[CHALLENGE]
Copy out every line that contains "Васильева".

[RECORDS PROVIDED]
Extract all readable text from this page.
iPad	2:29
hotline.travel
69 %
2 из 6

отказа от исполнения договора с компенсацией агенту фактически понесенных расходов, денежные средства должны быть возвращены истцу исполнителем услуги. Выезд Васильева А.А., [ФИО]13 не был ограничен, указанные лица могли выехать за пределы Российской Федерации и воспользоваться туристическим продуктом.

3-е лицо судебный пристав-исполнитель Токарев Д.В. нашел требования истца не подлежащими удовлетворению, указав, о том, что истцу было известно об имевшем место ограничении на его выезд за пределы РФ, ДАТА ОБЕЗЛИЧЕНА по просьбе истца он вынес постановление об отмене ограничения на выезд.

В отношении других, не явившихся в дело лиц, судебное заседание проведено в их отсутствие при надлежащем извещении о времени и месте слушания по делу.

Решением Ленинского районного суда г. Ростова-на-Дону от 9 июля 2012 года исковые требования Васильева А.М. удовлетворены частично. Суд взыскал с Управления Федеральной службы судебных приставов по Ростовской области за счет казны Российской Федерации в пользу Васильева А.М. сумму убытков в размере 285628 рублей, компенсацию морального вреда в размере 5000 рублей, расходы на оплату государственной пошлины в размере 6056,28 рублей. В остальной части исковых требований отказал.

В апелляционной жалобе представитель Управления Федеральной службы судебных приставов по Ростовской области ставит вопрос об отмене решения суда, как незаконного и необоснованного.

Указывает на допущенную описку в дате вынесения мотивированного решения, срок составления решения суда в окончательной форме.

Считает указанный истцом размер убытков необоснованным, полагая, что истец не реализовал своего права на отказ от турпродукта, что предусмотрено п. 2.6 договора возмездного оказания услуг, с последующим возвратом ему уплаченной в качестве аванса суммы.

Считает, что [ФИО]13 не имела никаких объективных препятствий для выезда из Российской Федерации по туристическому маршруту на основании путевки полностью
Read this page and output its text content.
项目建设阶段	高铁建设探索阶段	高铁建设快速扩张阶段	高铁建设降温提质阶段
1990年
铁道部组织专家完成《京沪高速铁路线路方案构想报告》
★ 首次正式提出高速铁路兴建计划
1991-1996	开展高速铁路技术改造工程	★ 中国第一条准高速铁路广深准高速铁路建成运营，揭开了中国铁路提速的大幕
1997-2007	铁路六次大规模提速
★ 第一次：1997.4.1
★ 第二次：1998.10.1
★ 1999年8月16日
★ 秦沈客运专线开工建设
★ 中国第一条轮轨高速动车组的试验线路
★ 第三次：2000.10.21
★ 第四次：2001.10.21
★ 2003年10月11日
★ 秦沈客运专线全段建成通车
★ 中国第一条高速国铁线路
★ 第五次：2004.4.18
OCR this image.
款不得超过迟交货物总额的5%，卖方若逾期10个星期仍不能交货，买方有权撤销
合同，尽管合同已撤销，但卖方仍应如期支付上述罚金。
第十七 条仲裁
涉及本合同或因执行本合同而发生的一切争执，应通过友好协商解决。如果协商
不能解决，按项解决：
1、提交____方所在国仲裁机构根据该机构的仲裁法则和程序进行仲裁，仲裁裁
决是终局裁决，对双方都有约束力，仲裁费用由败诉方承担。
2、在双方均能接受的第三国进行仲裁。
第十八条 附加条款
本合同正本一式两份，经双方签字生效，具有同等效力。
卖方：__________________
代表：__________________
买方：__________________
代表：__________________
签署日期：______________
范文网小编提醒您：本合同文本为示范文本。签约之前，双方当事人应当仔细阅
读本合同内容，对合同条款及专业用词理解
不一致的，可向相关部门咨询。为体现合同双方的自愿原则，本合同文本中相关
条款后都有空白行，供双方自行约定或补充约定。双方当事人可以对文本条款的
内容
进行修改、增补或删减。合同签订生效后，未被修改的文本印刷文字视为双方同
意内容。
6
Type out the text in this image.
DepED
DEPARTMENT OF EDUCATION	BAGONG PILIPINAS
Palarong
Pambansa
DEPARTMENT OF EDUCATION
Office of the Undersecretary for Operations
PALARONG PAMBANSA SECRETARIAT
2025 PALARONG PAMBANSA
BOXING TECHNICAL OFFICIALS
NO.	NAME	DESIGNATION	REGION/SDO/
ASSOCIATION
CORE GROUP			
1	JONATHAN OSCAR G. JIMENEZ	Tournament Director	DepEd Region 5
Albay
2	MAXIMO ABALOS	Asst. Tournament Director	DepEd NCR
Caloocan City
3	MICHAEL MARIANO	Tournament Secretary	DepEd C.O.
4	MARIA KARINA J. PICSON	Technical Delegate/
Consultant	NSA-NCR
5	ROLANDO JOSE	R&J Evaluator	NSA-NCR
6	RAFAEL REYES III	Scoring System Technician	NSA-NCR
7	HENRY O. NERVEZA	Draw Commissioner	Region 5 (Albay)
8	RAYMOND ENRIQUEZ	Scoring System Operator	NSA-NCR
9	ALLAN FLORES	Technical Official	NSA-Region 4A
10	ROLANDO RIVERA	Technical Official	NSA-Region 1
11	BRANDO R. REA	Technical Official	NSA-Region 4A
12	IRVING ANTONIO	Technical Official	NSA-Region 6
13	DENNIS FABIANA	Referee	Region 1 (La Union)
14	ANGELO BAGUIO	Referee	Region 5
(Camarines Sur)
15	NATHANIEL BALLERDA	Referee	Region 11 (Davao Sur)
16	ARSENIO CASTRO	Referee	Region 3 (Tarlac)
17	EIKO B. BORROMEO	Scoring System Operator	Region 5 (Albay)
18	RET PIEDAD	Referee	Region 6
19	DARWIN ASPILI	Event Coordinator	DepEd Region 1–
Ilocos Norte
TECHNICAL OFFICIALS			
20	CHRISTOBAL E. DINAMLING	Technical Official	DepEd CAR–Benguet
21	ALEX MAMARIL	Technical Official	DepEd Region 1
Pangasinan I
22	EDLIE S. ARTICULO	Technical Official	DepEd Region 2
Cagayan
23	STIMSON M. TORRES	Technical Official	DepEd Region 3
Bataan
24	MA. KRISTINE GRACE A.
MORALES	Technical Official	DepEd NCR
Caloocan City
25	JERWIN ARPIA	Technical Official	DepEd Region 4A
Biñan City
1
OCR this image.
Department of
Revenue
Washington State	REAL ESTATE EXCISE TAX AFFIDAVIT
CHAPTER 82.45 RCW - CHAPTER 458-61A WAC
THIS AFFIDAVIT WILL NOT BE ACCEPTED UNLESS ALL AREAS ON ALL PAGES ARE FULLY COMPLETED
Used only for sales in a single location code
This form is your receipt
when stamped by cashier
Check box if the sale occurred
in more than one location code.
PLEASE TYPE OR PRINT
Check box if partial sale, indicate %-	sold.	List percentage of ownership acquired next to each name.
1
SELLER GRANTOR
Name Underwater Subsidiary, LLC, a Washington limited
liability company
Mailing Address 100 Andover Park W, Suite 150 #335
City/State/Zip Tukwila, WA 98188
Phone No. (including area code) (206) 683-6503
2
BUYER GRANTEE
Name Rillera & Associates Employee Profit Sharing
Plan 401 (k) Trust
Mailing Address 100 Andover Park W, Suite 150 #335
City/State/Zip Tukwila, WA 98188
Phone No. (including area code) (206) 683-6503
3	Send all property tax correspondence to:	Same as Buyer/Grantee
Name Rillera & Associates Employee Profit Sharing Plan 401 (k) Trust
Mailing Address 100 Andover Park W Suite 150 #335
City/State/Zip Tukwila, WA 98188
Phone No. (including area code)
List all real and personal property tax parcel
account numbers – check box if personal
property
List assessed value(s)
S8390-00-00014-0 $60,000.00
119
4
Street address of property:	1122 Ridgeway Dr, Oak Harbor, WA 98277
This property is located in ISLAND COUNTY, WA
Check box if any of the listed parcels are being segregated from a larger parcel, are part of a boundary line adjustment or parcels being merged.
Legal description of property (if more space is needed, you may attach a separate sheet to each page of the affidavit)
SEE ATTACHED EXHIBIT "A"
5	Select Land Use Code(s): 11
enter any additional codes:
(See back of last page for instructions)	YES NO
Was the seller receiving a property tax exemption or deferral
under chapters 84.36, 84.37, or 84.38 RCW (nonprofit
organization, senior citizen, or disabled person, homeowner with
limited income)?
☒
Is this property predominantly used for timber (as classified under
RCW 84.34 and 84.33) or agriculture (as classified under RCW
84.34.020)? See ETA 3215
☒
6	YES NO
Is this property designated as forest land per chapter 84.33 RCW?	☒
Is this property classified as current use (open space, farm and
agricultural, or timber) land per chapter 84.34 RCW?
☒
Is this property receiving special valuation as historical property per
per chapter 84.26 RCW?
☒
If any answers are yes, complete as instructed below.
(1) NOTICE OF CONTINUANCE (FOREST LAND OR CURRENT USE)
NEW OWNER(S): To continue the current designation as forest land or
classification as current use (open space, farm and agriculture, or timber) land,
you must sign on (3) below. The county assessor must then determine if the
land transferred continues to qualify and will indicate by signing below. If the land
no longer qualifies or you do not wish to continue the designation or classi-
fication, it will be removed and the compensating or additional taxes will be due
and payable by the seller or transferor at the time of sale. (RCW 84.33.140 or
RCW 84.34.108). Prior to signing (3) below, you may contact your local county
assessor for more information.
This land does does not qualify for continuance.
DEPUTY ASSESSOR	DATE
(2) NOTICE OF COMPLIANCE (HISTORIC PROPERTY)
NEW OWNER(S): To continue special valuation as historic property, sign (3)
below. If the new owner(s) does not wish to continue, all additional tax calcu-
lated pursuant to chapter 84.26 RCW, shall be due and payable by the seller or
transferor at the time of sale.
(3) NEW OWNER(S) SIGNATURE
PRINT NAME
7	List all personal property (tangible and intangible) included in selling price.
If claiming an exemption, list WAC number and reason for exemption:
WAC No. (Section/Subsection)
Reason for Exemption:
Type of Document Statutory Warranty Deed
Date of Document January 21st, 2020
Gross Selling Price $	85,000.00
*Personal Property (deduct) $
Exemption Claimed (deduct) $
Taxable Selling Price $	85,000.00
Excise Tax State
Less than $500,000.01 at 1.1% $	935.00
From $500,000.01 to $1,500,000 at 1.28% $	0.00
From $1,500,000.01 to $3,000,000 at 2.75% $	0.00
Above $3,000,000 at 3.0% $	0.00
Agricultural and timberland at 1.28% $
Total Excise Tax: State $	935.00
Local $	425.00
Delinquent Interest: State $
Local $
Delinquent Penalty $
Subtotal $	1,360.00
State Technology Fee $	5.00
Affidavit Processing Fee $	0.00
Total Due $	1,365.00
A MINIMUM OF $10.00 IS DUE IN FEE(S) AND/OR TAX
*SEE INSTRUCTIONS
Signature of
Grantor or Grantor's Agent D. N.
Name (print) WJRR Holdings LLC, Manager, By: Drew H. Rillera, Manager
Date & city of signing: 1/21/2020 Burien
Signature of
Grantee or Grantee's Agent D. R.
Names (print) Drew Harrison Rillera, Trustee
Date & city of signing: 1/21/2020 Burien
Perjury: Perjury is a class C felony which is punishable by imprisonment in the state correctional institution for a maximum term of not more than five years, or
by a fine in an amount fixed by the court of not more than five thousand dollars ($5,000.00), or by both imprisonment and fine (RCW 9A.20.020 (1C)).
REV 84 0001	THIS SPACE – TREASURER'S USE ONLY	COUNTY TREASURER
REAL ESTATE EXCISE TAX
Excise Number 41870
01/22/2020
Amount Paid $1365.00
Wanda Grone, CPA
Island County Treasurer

[FULL RESPONSE]
отказа от исполнения договора с компенсацией агенту фактически понесенных расходов, денежные средства должны быть возвращены истцу исполнителем услуги. Выезд Васильева А.А., [ФИО]13 не был ограничен, указанные лица могли выехать за пределы Российской Федерации и воспользоваться туристическим продуктом.
Решением Ленинского районного суда г. Ростова-на-Дону от 9 июля 2012 года исковые требования Васильева А.М. удовлетворены частично. Суд взыскал с Управления Федеральной службы судебных приставов по Ростовской области за счет казны Российской Федерации в пользу Васильева А.М. сумму убытков в размере 285628 рублей, компенсацию морального вреда в размере 5000 рублей, расходы на оплату государственной пошлины в размере 6056,28 рублей. В остальной части исковых требований отказал.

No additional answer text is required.